■ **Excerpt provided**
The Williamsburg Planning Commission voted Wednesday to recommend expanding student access to hotel rooms throughout the City of Williamsburg.

The current ordinance prohibits the renting of hotel rooms for periods exceeding 90 days in hotels and motels outside of the city’s Museum Support district.

In a 6-1 vote, commission members sent a zoning ordinance proposal to the Williamsburg City Council that allows the College of William and Mary to lease hotel rooms in Williamsburg on a semester basis. The College may then sublet those rooms to students in need of housing.

“Whether this is limited to the MS district or is city-wide wherever hotels and motels are allowed, the controlling factor would be how many rooms that the College wants to take on in this program,” Planning Director Reed Nester said. “It would not, as written, allow any College student to go to any hotel or motel and rent a room for the school year.”

Nester said that the College currently offers hotel rooms as housing options to students most in need of housing, especially transfer students and students displaced by emergencies.

“It’s typically used when transfer students come in over the summer or when on-campus housing is unavailable for them,” Nester said.

Nester projected that, out of approximately 4,300 hotel rooms in the city, close to 700 rooms in hotels near the College would be affected, providing hotels with potentially $200,000 in additional revenue.

■ **Data lines**
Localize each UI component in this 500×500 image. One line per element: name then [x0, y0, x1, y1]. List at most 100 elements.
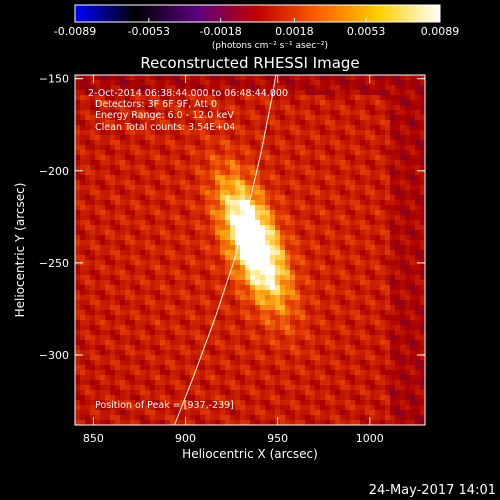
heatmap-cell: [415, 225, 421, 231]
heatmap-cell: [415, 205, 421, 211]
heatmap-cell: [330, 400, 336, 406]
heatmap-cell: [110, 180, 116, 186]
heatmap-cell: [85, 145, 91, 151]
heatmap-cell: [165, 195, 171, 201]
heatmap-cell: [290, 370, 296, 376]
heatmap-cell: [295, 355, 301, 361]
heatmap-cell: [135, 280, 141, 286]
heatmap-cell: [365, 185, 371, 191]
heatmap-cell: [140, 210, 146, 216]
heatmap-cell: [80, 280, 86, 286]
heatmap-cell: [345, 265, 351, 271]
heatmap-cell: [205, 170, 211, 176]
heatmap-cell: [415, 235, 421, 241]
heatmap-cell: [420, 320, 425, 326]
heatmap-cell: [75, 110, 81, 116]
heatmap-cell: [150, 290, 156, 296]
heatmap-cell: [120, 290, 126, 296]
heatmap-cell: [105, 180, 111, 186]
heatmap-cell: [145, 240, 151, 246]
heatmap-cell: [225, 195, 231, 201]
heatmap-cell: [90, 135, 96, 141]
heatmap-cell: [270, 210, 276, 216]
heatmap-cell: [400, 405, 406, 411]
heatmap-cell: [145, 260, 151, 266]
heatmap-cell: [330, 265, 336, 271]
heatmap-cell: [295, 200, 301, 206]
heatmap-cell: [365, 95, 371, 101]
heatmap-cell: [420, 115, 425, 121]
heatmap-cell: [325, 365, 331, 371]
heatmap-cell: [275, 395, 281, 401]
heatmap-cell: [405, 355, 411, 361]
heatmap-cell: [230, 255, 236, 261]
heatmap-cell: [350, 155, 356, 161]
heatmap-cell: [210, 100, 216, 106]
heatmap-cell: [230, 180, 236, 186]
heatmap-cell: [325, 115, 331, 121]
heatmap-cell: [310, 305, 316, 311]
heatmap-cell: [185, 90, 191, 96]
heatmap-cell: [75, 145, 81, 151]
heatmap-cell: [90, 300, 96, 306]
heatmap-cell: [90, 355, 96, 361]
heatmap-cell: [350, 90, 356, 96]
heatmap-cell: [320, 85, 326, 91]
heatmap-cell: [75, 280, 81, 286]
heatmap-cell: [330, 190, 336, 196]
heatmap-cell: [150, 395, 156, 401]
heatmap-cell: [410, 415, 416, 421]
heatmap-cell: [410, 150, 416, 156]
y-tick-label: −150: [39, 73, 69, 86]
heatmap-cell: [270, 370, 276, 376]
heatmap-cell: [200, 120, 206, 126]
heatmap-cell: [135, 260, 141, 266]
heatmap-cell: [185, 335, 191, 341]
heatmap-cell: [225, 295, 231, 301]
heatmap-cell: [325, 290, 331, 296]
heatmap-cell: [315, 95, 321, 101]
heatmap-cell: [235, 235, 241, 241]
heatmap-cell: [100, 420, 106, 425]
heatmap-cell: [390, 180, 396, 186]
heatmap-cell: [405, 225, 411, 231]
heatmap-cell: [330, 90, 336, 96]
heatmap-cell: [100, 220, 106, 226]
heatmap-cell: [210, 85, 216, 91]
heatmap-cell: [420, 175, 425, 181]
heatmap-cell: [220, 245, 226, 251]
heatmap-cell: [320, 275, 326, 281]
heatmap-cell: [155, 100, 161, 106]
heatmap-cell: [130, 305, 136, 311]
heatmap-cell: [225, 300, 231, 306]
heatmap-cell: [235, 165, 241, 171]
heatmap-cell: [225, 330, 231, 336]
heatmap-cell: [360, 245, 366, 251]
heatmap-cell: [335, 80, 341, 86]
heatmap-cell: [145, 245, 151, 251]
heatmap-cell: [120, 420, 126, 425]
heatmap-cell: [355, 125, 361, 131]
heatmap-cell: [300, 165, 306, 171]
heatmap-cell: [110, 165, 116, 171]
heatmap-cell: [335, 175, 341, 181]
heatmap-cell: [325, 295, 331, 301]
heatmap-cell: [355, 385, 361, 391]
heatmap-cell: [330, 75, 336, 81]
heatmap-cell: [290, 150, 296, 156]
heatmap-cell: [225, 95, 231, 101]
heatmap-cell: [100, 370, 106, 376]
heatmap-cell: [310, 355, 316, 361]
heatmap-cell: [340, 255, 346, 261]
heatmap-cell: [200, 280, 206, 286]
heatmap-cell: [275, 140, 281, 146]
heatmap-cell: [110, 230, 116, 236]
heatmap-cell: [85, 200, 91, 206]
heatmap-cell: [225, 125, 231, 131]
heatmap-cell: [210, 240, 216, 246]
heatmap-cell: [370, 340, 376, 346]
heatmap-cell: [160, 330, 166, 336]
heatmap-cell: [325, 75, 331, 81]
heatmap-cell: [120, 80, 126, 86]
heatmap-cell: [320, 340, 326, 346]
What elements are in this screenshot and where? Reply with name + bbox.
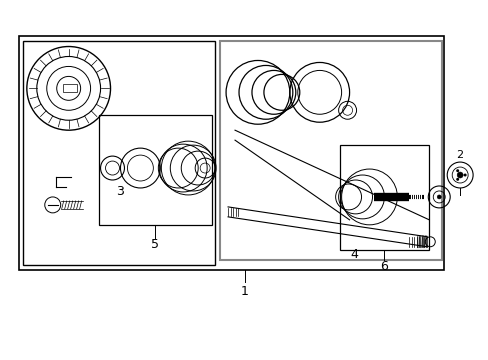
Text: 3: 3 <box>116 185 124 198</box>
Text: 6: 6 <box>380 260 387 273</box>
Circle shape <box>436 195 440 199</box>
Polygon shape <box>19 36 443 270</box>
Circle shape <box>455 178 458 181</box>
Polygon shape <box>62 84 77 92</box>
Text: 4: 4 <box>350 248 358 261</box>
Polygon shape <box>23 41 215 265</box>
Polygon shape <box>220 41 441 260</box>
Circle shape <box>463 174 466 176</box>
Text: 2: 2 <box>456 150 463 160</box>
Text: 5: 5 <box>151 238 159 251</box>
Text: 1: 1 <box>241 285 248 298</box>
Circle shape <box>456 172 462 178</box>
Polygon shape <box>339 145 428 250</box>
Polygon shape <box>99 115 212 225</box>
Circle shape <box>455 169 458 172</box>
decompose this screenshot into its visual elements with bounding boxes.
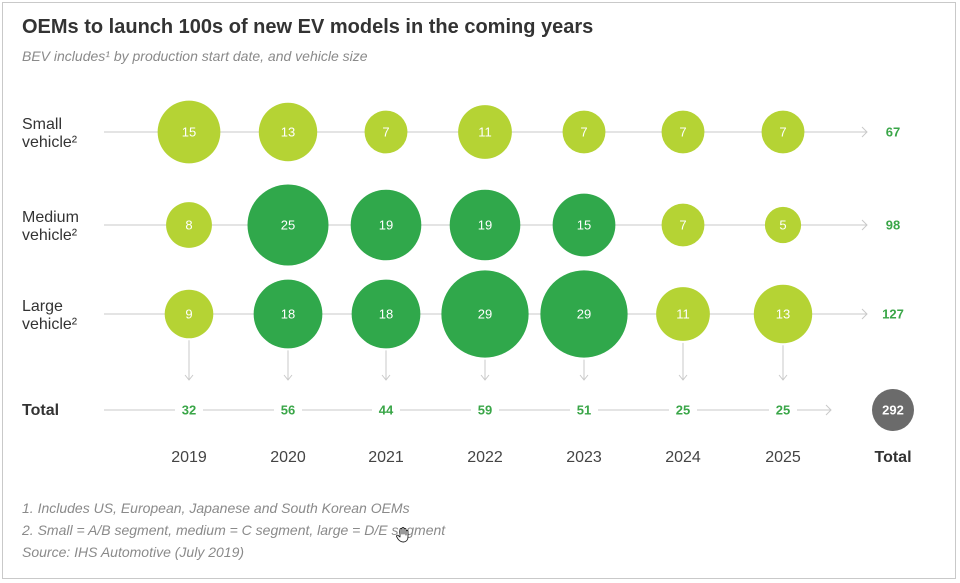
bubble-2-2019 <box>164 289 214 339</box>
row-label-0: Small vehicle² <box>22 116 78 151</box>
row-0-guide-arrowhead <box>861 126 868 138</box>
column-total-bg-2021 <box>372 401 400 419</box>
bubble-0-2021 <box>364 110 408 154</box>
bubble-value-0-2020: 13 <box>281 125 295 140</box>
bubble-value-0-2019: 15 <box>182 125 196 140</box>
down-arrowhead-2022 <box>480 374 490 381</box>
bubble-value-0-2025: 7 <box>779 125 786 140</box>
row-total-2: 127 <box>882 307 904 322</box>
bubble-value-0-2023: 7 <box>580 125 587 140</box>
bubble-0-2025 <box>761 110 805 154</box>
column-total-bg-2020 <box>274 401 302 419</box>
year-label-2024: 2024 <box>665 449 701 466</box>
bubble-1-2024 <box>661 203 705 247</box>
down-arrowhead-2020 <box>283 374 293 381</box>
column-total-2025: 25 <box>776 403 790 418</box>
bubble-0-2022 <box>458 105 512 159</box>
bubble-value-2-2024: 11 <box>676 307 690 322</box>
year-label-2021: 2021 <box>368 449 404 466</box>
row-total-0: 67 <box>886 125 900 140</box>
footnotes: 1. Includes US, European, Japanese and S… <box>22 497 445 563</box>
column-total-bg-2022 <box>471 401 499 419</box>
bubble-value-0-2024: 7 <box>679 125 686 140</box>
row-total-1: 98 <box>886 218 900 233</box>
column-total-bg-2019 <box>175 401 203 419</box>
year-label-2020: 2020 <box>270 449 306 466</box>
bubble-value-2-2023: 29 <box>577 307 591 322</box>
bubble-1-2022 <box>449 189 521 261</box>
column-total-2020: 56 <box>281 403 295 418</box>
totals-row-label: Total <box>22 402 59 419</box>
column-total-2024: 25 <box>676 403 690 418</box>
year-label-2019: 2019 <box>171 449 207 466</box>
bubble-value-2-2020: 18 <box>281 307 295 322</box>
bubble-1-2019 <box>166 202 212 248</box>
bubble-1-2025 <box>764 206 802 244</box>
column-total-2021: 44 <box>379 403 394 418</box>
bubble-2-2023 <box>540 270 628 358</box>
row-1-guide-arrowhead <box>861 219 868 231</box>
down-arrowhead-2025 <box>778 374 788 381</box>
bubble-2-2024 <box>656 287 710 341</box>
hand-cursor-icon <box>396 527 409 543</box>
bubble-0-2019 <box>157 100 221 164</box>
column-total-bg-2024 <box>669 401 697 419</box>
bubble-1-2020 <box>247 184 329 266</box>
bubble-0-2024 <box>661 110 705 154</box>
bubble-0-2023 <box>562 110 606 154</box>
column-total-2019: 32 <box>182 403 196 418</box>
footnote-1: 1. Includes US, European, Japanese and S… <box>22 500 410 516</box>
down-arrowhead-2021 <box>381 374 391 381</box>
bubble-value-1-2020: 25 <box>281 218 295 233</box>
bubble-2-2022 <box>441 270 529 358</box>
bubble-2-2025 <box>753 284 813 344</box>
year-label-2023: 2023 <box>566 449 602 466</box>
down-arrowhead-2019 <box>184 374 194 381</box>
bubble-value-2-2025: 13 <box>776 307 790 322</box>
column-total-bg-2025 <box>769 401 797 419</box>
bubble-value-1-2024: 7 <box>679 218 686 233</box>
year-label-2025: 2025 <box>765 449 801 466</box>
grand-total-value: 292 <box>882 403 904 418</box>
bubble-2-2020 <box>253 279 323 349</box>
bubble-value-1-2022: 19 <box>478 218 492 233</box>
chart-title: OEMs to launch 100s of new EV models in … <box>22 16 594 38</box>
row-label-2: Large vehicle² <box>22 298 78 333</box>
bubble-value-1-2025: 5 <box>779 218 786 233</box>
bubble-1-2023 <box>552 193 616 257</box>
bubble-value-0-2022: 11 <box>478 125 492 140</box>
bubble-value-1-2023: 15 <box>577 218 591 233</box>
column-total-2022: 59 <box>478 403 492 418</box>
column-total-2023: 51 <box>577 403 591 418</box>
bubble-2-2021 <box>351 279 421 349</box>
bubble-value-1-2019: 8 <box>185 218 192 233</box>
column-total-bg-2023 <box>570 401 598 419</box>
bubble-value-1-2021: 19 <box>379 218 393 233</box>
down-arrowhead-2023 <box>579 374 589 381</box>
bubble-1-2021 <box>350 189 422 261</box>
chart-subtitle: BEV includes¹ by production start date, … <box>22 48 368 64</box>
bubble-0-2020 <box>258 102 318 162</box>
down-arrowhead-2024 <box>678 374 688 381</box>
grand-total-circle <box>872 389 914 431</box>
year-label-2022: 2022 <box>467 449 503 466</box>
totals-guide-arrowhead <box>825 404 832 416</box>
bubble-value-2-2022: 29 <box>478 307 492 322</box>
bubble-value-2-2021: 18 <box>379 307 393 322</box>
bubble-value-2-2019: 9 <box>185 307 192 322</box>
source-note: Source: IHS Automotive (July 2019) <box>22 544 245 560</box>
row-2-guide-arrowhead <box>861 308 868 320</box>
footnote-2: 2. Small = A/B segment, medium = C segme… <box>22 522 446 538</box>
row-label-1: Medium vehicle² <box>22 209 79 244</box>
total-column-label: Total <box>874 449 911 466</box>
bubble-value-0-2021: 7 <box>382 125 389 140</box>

■ **Work to do**
Copy out the article above about the Williamsburg Planning Commission's hotel-room vote word for word, from start to finish.

■ **Result**
The Williamsburg Planning Commission voted Wednesday to recommend expanding student access to hotel rooms throughout the City of Williamsburg.

The current ordinance prohibits the renting of hotel rooms for periods exceeding 90 days in hotels and motels outside of the city’s Museum Support district.

In a 6-1 vote, commission members sent a zoning ordinance proposal to the Williamsburg City Council that allows the College of William and Mary to lease hotel rooms in Williamsburg on a semester basis. The College may then sublet those rooms to students in need of housing.

“Whether this is limited to the MS district or is city-wide wherever hotels and motels are allowed, the controlling factor would be how many rooms that the College wants to take on in this program,” Planning Director Reed Nester said. “It would not, as written, allow any College student to go to any hotel or motel and rent a room for the school year.”

Nester said that the College currently offers hotel rooms as housing options to students most in need of housing, especially transfer students and students displaced by emergencies.

“It’s typically used when transfer students come in over the summer or when on-campus housing is unavailable for them,” Nester said.

Nester projected that, out of approximately 4,300 hotel rooms in the city, close to 700 rooms in hotels near the College would be affected, providing hotels with potentially $200,000 in additional revenue.